Testo di partenza -
══════════

I brand ambassador sono importanti per il tuo lavoro di digital PR. Anzi, in qualche caso può essere la soluzione ideale appoggiarsi a figure come queste. La tua azienda può registrare vantaggi concreti quando decide di organizzare con cura una campagna per lavorare insieme a persone in grado di esporre il brand come un vessillo.

In realtà non si tratta solo di visibilità. Tutti potrebbero essere interessati a ottenere dei vantaggi dalle aziende che amano, il tutto solo per ammettere la propria decisione di usare un prodotto o un servizio. In realtà il brand ambassador va oltre questo. E sotto un certo punto di vista supera il concetto di influencer marketing per abbracciare una logica più ampia.

Vale a dire quella dell’inbound marketing. Hai presente l’ultimo step del funnel? Devi deliziare l’utente fino a farlo diventare un evangelista che propone il nome della tua azienda con entusiasmo e convinzione ai conoscenti. In modo da convertirle, convincere ad abbracciare una nuova fede. Il concetto di brand ambassador si avvicina a questo passaggio: vuoi scoprire altri dettagli? Iniziamo dalla base, come sempre.

══════════

Dati forniti -

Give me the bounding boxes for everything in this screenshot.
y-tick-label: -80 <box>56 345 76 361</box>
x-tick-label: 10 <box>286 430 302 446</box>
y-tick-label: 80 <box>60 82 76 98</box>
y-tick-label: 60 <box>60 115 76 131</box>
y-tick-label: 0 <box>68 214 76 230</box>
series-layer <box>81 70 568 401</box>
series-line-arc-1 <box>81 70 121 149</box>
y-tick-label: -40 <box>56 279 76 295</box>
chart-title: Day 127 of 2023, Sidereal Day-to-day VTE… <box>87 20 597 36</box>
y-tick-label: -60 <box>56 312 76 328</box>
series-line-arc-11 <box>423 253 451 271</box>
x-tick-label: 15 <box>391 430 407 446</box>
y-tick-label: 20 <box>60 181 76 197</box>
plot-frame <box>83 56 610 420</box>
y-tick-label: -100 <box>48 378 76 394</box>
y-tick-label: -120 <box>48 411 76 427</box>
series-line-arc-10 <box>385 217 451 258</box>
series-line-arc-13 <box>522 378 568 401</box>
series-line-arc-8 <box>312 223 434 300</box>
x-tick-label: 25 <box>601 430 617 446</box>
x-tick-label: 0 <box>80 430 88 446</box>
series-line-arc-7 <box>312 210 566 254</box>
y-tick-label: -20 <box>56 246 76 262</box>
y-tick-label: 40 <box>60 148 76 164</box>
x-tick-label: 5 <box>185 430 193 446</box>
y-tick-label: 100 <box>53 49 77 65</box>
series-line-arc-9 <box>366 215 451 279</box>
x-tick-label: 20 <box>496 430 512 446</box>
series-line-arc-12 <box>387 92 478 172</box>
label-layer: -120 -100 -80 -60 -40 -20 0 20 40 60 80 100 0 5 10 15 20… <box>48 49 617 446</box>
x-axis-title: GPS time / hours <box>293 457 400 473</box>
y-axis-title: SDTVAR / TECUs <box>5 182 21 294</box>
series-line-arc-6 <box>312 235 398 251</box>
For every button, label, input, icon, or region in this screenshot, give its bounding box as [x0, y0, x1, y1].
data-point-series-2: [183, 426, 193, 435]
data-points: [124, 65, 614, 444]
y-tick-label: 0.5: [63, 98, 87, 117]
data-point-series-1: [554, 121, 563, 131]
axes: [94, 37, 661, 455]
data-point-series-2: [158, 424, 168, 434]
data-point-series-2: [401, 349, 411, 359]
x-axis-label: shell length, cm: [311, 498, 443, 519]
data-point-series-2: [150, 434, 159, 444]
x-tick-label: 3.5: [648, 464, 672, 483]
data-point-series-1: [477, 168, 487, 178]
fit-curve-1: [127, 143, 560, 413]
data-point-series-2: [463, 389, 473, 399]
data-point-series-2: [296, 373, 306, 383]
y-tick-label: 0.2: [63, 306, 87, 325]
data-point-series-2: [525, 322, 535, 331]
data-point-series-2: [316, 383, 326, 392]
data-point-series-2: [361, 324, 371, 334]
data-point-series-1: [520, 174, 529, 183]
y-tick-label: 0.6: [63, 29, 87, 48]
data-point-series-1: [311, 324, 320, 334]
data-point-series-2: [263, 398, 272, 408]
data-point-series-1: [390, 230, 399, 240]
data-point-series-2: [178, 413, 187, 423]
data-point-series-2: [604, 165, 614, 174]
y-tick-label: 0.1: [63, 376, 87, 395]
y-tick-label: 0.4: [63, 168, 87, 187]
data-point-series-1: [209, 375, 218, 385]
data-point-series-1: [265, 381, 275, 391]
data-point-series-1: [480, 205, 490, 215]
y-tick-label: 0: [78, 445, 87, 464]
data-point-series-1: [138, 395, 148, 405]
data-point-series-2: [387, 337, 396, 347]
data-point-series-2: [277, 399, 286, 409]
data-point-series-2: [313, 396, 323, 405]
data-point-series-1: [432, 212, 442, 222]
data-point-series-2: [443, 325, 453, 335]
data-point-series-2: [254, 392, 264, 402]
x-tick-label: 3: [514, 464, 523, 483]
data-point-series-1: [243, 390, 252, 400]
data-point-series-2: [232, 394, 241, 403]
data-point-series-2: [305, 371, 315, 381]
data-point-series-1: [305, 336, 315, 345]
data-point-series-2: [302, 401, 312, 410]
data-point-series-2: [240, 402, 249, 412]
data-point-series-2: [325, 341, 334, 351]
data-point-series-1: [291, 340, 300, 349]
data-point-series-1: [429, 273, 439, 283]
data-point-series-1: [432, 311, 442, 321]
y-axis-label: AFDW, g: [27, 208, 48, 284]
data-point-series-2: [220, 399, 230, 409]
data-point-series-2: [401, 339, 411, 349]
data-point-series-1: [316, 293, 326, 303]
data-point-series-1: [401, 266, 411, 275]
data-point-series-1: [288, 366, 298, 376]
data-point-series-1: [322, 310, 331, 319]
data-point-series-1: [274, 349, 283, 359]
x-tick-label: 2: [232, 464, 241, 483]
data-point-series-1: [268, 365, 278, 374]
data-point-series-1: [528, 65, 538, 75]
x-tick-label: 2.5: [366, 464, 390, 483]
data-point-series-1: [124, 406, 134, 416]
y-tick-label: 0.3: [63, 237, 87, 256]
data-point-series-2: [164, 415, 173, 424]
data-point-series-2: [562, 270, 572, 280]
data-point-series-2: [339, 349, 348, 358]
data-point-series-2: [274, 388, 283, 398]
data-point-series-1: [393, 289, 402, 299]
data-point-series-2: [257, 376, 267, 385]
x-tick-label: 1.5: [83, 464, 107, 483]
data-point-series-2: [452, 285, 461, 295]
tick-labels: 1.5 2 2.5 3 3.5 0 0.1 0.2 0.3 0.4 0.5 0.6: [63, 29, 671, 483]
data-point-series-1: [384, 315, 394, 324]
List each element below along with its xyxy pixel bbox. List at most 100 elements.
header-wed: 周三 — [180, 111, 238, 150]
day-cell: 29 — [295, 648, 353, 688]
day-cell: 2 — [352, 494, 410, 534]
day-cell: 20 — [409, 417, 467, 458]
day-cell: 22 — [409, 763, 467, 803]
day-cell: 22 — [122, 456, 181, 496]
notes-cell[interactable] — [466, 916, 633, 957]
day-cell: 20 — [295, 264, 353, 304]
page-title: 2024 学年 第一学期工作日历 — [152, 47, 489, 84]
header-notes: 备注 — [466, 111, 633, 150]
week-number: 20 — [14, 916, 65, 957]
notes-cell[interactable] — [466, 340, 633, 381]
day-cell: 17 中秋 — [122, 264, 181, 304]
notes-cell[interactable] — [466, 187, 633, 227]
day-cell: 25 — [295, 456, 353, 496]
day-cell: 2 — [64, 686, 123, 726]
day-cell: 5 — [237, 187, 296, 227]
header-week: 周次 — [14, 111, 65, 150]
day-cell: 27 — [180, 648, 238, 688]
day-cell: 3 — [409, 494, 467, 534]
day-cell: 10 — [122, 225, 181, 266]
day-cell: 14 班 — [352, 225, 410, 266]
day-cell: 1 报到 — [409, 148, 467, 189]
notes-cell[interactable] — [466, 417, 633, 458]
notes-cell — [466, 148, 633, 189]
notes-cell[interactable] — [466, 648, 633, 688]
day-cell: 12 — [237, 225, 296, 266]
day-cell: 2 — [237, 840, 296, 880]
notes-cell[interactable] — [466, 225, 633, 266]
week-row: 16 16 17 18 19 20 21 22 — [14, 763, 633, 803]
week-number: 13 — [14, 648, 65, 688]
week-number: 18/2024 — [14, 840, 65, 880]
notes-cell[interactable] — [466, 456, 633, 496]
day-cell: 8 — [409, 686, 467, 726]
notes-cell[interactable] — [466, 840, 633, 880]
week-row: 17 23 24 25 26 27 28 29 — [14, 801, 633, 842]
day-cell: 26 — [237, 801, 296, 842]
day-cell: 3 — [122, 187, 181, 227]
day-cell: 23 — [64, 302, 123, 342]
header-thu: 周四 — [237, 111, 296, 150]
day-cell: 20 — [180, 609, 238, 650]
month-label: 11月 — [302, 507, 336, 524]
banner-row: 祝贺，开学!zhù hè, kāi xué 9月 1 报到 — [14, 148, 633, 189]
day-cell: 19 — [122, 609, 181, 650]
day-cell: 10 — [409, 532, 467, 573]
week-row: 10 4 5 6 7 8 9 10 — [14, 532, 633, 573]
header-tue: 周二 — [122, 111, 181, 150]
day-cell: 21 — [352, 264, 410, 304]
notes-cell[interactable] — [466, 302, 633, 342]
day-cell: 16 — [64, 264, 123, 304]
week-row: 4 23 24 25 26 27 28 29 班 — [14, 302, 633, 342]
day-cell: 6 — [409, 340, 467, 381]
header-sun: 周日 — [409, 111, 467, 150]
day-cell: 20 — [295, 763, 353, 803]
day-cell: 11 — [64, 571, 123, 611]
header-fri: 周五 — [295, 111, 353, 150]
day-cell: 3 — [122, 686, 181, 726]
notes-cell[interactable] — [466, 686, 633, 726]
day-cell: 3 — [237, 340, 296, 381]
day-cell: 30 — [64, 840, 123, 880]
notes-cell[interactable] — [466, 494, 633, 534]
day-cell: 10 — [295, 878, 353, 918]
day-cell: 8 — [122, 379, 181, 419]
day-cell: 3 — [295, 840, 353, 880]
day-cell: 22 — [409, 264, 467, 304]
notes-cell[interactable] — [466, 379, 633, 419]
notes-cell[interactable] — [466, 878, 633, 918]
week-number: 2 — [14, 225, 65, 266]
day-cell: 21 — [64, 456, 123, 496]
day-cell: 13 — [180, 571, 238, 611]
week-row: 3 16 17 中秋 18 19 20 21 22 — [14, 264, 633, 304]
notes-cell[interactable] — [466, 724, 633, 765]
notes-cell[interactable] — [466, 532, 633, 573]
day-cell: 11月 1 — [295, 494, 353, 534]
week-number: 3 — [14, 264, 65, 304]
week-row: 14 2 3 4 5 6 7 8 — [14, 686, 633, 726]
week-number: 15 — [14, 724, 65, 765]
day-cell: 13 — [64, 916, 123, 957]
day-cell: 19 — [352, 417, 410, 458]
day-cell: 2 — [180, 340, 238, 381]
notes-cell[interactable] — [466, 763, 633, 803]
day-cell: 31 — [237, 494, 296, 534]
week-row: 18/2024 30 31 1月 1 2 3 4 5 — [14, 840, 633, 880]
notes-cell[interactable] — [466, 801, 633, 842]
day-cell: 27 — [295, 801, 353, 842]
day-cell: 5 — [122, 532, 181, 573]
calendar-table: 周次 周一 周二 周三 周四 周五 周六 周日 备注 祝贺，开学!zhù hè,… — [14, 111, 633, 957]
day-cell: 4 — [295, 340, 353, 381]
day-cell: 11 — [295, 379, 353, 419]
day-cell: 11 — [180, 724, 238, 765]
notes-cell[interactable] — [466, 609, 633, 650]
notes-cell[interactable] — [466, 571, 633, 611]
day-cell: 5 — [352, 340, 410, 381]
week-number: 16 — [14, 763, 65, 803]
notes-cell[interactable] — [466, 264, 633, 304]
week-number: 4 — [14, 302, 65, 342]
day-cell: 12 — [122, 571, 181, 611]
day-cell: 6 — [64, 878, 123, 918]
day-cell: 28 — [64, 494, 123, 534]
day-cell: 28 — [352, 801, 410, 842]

══════════

Compito - Puoi riportare parola per parola il tratto del testo sui brand ambassador che comincia dalle parole "In realtà non" e si ferma dopo "base, come sempre."?

Risposta -
In realtà non si tratta solo di visibilità. Tutti potrebbero essere interessati a ottenere dei vantaggi dalle aziende che amano, il tutto solo per ammettere la propria decisione di usare un prodotto o un servizio. In realtà il brand ambassador va oltre questo. E sotto un certo punto di vista supera il concetto di influencer marketing per abbracciare una logica più ampia.

Vale a dire quella dell’inbound marketing. Hai presente l’ultimo step del funnel? Devi deliziare l’utente fino a farlo diventare un evangelista che propone il nome della tua azienda con entusiasmo e convinzione ai conoscenti. In modo da convertirle, convincere ad abbracciare una nuova fede. Il concetto di brand ambassador si avvicina a questo passaggio: vuoi scoprire altri dettagli? Iniziamo dalla base, come sempre.